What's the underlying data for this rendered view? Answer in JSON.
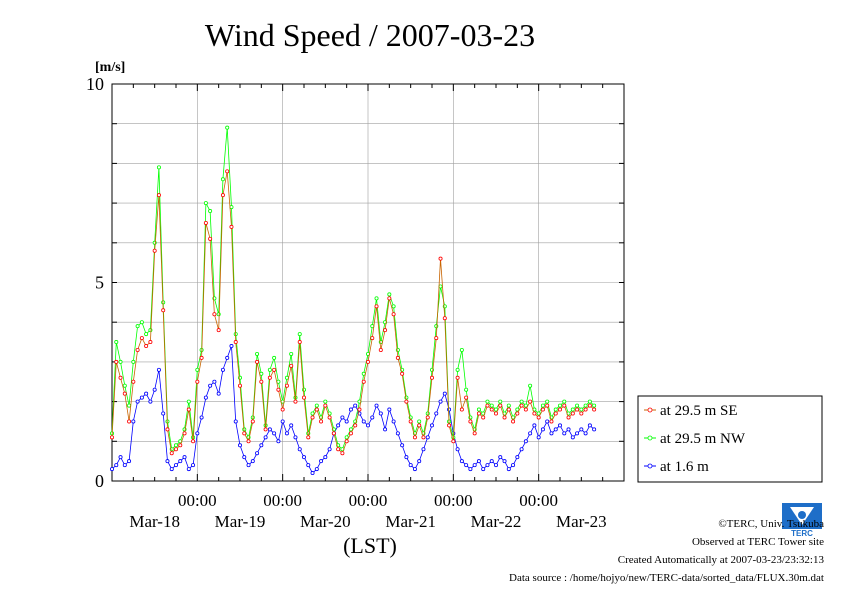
{
  "chart_data": {
    "type": "line",
    "title": "Wind Speed / 2007-03-23",
    "ylabel": "[m/s]",
    "xlabel": "(LST)",
    "ylim": [
      0,
      10
    ],
    "xlim": [
      0,
      6
    ],
    "yticks": [
      0,
      5,
      10
    ],
    "x_tick_top": [
      "00:00",
      "00:00",
      "00:00",
      "00:00",
      "00:00"
    ],
    "x_tick_top_pos": [
      1,
      2,
      3,
      4,
      5
    ],
    "x_tick_bottom": [
      "Mar-18",
      "Mar-19",
      "Mar-20",
      "Mar-21",
      "Mar-22",
      "Mar-23"
    ],
    "x_tick_bottom_pos": [
      0.5,
      1.5,
      2.5,
      3.5,
      4.5,
      5.5
    ],
    "legend_position": "right-bottom outside",
    "series": [
      {
        "name": "at 29.5 m SE",
        "color": "#ff0000",
        "line_color": "#c86400",
        "x": [
          0.0,
          0.05,
          0.1,
          0.15,
          0.2,
          0.25,
          0.3,
          0.35,
          0.4,
          0.45,
          0.5,
          0.55,
          0.6,
          0.65,
          0.7,
          0.75,
          0.8,
          0.85,
          0.9,
          0.95,
          1.0,
          1.05,
          1.1,
          1.15,
          1.2,
          1.25,
          1.3,
          1.35,
          1.4,
          1.45,
          1.5,
          1.55,
          1.6,
          1.65,
          1.7,
          1.75,
          1.8,
          1.85,
          1.9,
          1.95,
          2.0,
          2.05,
          2.1,
          2.15,
          2.2,
          2.25,
          2.3,
          2.35,
          2.4,
          2.45,
          2.5,
          2.55,
          2.6,
          2.65,
          2.7,
          2.75,
          2.8,
          2.85,
          2.9,
          2.95,
          3.0,
          3.05,
          3.1,
          3.15,
          3.2,
          3.25,
          3.3,
          3.35,
          3.4,
          3.45,
          3.5,
          3.55,
          3.6,
          3.65,
          3.7,
          3.75,
          3.8,
          3.85,
          3.9,
          3.95,
          4.0,
          4.05,
          4.1,
          4.15,
          4.2,
          4.25,
          4.3,
          4.35,
          4.4,
          4.45,
          4.5,
          4.55,
          4.6,
          4.65,
          4.7,
          4.75,
          4.8,
          4.85,
          4.9,
          4.95,
          5.0,
          5.05,
          5.1,
          5.15,
          5.2,
          5.25,
          5.3,
          5.35,
          5.4,
          5.45,
          5.5,
          5.55,
          5.6,
          5.65
        ],
        "y": [
          1.1,
          3.0,
          2.6,
          2.2,
          1.5,
          2.5,
          3.3,
          3.6,
          3.4,
          3.5,
          5.8,
          7.2,
          4.3,
          1.3,
          0.7,
          0.8,
          0.9,
          1.2,
          1.8,
          1.0,
          2.5,
          3.1,
          6.5,
          6.1,
          4.2,
          3.8,
          7.2,
          7.8,
          6.4,
          3.5,
          2.4,
          1.2,
          1.0,
          1.5,
          3.0,
          2.5,
          1.3,
          2.6,
          2.8,
          2.3,
          1.8,
          2.4,
          2.9,
          2.0,
          3.5,
          2.1,
          1.1,
          1.6,
          1.8,
          1.5,
          1.9,
          1.6,
          1.2,
          0.8,
          0.7,
          1.0,
          1.2,
          1.4,
          1.8,
          2.5,
          3.0,
          3.6,
          4.4,
          3.3,
          3.8,
          4.6,
          4.2,
          3.1,
          2.7,
          2.0,
          1.5,
          1.1,
          1.4,
          1.1,
          1.6,
          2.6,
          3.6,
          5.6,
          4.1,
          1.4,
          1.0,
          2.6,
          1.8,
          2.1,
          1.5,
          1.2,
          1.7,
          1.6,
          1.9,
          1.8,
          1.7,
          1.9,
          1.6,
          1.8,
          1.5,
          1.7,
          1.9,
          1.8,
          2.0,
          1.7,
          1.6,
          1.8,
          1.9,
          1.5,
          1.7,
          1.8,
          1.9,
          1.6,
          1.7,
          1.8,
          1.7,
          1.8,
          1.9,
          1.8
        ]
      },
      {
        "name": "at 29.5 m NW",
        "color": "#00ff00",
        "line_color": "#00ff00",
        "x": [
          0.0,
          0.05,
          0.1,
          0.15,
          0.2,
          0.25,
          0.3,
          0.35,
          0.4,
          0.45,
          0.5,
          0.55,
          0.6,
          0.65,
          0.7,
          0.75,
          0.8,
          0.85,
          0.9,
          0.95,
          1.0,
          1.05,
          1.1,
          1.15,
          1.2,
          1.25,
          1.3,
          1.35,
          1.4,
          1.45,
          1.5,
          1.55,
          1.6,
          1.65,
          1.7,
          1.75,
          1.8,
          1.85,
          1.9,
          1.95,
          2.0,
          2.05,
          2.1,
          2.15,
          2.2,
          2.25,
          2.3,
          2.35,
          2.4,
          2.45,
          2.5,
          2.55,
          2.6,
          2.65,
          2.7,
          2.75,
          2.8,
          2.85,
          2.9,
          2.95,
          3.0,
          3.05,
          3.1,
          3.15,
          3.2,
          3.25,
          3.3,
          3.35,
          3.4,
          3.45,
          3.5,
          3.55,
          3.6,
          3.65,
          3.7,
          3.75,
          3.8,
          3.85,
          3.9,
          3.95,
          4.0,
          4.05,
          4.1,
          4.15,
          4.2,
          4.25,
          4.3,
          4.35,
          4.4,
          4.45,
          4.5,
          4.55,
          4.6,
          4.65,
          4.7,
          4.75,
          4.8,
          4.85,
          4.9,
          4.95,
          5.0,
          5.05,
          5.1,
          5.15,
          5.2,
          5.25,
          5.3,
          5.35,
          5.4,
          5.45,
          5.5,
          5.55,
          5.6,
          5.65
        ],
        "y": [
          1.2,
          3.5,
          3.0,
          2.4,
          1.9,
          3.0,
          3.9,
          4.0,
          3.7,
          3.8,
          6.0,
          7.9,
          4.5,
          1.5,
          0.8,
          0.9,
          1.0,
          1.3,
          2.0,
          1.1,
          2.8,
          3.3,
          7.0,
          6.8,
          4.6,
          4.2,
          7.6,
          8.9,
          6.9,
          3.7,
          2.6,
          1.3,
          1.1,
          1.6,
          3.2,
          2.7,
          1.4,
          2.8,
          3.1,
          2.5,
          2.0,
          2.6,
          3.2,
          2.1,
          3.7,
          2.3,
          1.2,
          1.7,
          1.9,
          1.6,
          2.0,
          1.7,
          1.3,
          0.9,
          0.8,
          1.1,
          1.3,
          1.5,
          2.0,
          2.7,
          3.2,
          3.9,
          4.6,
          3.5,
          4.0,
          4.7,
          4.4,
          3.3,
          2.8,
          2.1,
          1.6,
          1.2,
          1.5,
          1.2,
          1.7,
          2.8,
          3.9,
          4.9,
          4.4,
          1.5,
          1.1,
          2.8,
          3.3,
          2.3,
          1.6,
          1.3,
          1.8,
          1.7,
          2.0,
          1.9,
          1.8,
          2.0,
          1.7,
          1.9,
          1.6,
          1.8,
          2.0,
          1.9,
          2.4,
          1.8,
          1.7,
          1.9,
          2.0,
          1.6,
          1.8,
          1.9,
          2.0,
          1.7,
          1.8,
          1.9,
          1.8,
          1.9,
          2.0,
          1.9
        ]
      },
      {
        "name": "at 1.6 m",
        "color": "#0000ff",
        "line_color": "#0000ff",
        "x": [
          0.0,
          0.05,
          0.1,
          0.15,
          0.2,
          0.25,
          0.3,
          0.35,
          0.4,
          0.45,
          0.5,
          0.55,
          0.6,
          0.65,
          0.7,
          0.75,
          0.8,
          0.85,
          0.9,
          0.95,
          1.0,
          1.05,
          1.1,
          1.15,
          1.2,
          1.25,
          1.3,
          1.35,
          1.4,
          1.45,
          1.5,
          1.55,
          1.6,
          1.65,
          1.7,
          1.75,
          1.8,
          1.85,
          1.9,
          1.95,
          2.0,
          2.05,
          2.1,
          2.15,
          2.2,
          2.25,
          2.3,
          2.35,
          2.4,
          2.45,
          2.5,
          2.55,
          2.6,
          2.65,
          2.7,
          2.75,
          2.8,
          2.85,
          2.9,
          2.95,
          3.0,
          3.05,
          3.1,
          3.15,
          3.2,
          3.25,
          3.3,
          3.35,
          3.4,
          3.45,
          3.5,
          3.55,
          3.6,
          3.65,
          3.7,
          3.75,
          3.8,
          3.85,
          3.9,
          3.95,
          4.0,
          4.05,
          4.1,
          4.15,
          4.2,
          4.25,
          4.3,
          4.35,
          4.4,
          4.45,
          4.5,
          4.55,
          4.6,
          4.65,
          4.7,
          4.75,
          4.8,
          4.85,
          4.9,
          4.95,
          5.0,
          5.05,
          5.1,
          5.15,
          5.2,
          5.25,
          5.3,
          5.35,
          5.4,
          5.45,
          5.5,
          5.55,
          5.6,
          5.65
        ],
        "y": [
          0.3,
          0.4,
          0.6,
          0.4,
          0.5,
          1.5,
          2.0,
          2.1,
          2.2,
          2.0,
          2.3,
          2.8,
          1.7,
          0.5,
          0.3,
          0.4,
          0.5,
          0.6,
          0.3,
          0.4,
          1.2,
          1.6,
          2.1,
          2.4,
          2.5,
          2.2,
          2.8,
          3.1,
          3.4,
          1.5,
          0.9,
          0.6,
          0.4,
          0.5,
          0.7,
          0.9,
          1.1,
          1.3,
          1.2,
          1.0,
          1.5,
          1.2,
          1.4,
          1.1,
          0.8,
          0.6,
          0.4,
          0.2,
          0.3,
          0.5,
          0.6,
          0.8,
          1.2,
          1.4,
          1.6,
          1.5,
          1.8,
          1.9,
          1.7,
          1.5,
          1.4,
          1.6,
          1.9,
          1.7,
          1.3,
          1.8,
          1.5,
          1.2,
          0.9,
          0.6,
          0.4,
          0.3,
          0.5,
          0.8,
          1.1,
          1.4,
          1.7,
          2.0,
          2.2,
          1.8,
          1.2,
          0.8,
          0.5,
          0.4,
          0.3,
          0.4,
          0.5,
          0.3,
          0.4,
          0.5,
          0.4,
          0.6,
          0.5,
          0.3,
          0.4,
          0.6,
          0.8,
          1.0,
          1.2,
          1.4,
          1.1,
          1.3,
          1.5,
          1.2,
          1.3,
          1.4,
          1.2,
          1.3,
          1.1,
          1.2,
          1.3,
          1.2,
          1.4,
          1.3
        ]
      }
    ]
  },
  "footer": {
    "copyright": "©TERC, Univ. Tsukuba",
    "site": "Observed at TERC Tower site",
    "created": "Created Automatically at 2007-03-23/23:32:13",
    "source": "Data source : /home/hojyo/new/TERC-data/sorted_data/FLUX.30m.dat"
  },
  "logo": {
    "label": "TERC",
    "color": "#1e6ec8"
  }
}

▬▬▬▬▬▬▬▬▬▬

(EXERCISE TASK):
Tally the lines of the data that contain the string "name" and report the total alone.

(ANSWER FOR THE TASK):
3